<<<<
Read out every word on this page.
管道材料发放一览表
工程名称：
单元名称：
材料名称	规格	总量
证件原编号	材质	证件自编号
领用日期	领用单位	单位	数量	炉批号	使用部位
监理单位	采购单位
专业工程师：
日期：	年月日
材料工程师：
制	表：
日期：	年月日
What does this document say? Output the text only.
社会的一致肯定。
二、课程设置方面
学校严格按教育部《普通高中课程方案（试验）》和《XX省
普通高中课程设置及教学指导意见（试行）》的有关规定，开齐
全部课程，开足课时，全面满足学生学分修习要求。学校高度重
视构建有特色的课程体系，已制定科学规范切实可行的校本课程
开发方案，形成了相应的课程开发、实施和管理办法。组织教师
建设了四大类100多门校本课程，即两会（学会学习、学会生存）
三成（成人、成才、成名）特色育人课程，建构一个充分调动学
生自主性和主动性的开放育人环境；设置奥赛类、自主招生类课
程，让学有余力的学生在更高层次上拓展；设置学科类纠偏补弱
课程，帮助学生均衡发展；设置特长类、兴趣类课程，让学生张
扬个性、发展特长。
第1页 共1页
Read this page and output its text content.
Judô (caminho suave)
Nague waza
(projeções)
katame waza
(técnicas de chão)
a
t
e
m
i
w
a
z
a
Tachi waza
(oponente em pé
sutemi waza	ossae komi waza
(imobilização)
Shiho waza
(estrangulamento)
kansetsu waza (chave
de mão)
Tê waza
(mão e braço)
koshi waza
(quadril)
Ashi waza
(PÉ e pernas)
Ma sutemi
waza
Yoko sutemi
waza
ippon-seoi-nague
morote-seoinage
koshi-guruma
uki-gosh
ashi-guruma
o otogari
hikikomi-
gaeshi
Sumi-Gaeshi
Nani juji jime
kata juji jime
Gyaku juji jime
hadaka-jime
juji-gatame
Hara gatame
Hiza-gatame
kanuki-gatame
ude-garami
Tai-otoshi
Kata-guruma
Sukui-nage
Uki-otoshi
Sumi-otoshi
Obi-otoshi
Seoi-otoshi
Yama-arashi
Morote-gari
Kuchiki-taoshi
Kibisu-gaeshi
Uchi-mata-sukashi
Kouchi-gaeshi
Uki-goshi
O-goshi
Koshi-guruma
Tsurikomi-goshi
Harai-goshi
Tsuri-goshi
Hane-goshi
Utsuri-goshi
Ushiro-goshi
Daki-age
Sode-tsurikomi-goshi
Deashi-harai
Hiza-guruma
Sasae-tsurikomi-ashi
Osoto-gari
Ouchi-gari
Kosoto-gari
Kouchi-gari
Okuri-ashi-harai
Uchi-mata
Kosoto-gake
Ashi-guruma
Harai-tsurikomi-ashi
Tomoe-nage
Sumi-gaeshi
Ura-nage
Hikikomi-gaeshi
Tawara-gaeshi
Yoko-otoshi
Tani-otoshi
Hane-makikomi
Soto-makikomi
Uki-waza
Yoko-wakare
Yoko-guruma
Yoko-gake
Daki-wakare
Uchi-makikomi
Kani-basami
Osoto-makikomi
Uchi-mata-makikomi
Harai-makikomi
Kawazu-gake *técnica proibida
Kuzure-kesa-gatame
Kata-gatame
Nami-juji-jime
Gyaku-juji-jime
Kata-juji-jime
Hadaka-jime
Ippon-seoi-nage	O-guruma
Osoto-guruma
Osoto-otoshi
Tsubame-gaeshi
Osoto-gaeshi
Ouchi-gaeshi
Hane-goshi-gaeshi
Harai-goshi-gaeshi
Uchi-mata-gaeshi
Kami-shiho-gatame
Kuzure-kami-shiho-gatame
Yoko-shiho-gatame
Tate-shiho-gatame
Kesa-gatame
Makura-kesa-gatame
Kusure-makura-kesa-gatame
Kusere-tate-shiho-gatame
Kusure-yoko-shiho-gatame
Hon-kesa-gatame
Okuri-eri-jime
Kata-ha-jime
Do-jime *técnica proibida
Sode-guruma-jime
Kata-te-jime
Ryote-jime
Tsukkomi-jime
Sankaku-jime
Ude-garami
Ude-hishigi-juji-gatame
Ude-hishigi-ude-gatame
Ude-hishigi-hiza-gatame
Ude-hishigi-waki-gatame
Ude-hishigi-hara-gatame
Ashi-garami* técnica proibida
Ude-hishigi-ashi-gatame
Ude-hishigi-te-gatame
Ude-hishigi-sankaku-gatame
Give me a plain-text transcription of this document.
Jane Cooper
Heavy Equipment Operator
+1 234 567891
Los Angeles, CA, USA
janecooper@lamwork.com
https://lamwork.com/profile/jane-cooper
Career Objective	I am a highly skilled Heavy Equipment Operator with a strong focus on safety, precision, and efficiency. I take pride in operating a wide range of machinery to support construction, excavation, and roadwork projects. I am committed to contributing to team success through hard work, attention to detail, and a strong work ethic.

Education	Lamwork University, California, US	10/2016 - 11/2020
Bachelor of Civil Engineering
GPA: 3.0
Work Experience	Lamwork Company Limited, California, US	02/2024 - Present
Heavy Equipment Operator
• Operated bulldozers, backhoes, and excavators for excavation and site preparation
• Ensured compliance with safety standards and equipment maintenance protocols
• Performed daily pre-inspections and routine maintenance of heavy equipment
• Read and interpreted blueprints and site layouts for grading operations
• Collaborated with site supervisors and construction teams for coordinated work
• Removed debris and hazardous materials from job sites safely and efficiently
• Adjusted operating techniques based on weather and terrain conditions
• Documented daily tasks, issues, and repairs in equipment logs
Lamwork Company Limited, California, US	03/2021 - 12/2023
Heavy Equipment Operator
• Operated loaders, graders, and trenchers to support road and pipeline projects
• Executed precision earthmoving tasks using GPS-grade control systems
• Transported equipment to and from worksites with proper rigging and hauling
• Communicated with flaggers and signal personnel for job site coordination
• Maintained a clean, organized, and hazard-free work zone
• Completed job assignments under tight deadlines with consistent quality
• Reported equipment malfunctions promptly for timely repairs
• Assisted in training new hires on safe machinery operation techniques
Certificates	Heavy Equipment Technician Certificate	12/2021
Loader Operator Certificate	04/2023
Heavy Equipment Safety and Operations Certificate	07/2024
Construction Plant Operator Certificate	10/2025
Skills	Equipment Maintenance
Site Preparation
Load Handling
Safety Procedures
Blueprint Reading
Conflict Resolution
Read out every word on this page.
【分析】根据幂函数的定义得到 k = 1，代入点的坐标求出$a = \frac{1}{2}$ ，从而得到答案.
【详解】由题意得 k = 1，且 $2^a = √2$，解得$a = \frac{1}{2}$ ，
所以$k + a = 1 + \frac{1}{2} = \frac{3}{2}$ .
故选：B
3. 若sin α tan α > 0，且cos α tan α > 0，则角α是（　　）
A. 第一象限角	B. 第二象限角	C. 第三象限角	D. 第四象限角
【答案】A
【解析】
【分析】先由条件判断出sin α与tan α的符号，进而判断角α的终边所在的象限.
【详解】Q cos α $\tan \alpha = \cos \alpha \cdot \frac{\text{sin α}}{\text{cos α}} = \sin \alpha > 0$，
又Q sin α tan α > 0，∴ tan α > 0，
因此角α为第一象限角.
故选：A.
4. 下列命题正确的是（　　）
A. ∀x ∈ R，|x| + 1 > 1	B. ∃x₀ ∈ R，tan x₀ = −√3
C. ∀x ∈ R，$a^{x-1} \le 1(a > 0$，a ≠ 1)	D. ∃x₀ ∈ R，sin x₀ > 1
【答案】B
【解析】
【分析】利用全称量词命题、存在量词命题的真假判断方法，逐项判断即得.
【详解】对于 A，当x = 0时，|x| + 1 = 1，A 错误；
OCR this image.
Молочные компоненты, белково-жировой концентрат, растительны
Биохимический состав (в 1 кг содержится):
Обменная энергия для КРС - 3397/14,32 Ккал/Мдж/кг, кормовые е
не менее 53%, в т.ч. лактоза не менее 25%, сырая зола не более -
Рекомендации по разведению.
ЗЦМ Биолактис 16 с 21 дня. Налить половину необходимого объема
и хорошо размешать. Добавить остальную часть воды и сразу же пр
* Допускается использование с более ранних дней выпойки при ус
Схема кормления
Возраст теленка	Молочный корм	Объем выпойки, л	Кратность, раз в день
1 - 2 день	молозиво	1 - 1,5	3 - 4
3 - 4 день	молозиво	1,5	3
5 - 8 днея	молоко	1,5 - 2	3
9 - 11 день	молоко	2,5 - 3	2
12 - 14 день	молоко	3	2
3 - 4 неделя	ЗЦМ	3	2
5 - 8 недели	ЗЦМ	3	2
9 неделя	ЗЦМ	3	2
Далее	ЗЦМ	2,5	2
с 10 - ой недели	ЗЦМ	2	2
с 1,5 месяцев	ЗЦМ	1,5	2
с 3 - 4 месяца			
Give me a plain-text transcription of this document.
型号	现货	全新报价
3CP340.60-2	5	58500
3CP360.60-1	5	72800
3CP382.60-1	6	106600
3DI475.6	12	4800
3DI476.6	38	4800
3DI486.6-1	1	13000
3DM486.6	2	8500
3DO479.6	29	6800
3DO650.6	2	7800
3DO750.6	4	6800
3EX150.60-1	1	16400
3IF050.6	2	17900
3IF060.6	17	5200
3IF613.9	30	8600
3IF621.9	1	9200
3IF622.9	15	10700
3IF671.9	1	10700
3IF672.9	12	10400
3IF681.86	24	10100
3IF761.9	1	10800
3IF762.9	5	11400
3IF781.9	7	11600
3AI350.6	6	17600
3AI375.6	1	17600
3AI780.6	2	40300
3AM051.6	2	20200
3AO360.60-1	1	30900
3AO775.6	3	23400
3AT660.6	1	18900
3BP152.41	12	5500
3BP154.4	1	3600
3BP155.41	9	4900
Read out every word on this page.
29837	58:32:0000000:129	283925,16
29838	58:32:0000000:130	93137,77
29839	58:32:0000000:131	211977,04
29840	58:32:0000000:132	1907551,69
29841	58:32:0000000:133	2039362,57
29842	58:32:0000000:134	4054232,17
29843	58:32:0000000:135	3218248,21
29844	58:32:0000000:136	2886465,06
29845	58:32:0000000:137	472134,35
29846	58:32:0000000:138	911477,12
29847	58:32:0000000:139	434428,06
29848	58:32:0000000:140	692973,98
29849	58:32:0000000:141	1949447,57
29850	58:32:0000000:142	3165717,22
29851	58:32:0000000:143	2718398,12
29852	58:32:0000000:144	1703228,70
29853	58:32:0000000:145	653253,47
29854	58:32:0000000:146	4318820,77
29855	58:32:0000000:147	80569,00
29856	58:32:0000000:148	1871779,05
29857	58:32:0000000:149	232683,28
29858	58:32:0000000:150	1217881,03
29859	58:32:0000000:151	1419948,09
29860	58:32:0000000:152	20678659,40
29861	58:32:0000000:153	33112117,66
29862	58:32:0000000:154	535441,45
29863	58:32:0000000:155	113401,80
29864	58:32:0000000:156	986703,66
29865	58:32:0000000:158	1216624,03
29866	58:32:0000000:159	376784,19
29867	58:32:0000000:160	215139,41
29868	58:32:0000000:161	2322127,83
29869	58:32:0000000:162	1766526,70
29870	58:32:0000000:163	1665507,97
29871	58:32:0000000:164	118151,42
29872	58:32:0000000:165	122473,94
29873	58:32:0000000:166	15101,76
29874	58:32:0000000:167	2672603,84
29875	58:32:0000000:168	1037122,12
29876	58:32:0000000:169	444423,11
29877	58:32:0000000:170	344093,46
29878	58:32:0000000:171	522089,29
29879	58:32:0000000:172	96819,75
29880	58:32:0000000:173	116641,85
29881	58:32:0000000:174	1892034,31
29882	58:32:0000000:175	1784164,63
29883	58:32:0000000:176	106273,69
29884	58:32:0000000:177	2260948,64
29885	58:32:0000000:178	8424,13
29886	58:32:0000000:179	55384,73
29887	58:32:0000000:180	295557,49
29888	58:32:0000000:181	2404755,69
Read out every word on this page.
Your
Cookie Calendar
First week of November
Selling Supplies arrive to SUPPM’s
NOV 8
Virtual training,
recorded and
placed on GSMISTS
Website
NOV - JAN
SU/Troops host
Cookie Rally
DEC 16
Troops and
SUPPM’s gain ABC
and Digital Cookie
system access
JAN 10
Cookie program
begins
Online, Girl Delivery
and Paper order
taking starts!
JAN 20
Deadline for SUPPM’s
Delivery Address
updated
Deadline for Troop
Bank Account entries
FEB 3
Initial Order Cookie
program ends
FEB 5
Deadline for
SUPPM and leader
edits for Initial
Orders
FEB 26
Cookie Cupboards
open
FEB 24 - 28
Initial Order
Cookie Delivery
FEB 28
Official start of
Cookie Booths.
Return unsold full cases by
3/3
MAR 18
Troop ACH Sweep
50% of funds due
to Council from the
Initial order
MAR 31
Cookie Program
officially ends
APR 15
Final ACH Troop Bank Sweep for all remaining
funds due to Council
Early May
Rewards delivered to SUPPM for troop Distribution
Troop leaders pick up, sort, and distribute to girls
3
>>>>
GIVEN EXERCISE: Copy each line above where the string "Kusure" occurs.

SOLUTION TO THIS PROBLEM:
Kusure-makura-kesa-gatame
Kusure-yoko-shiho-gatame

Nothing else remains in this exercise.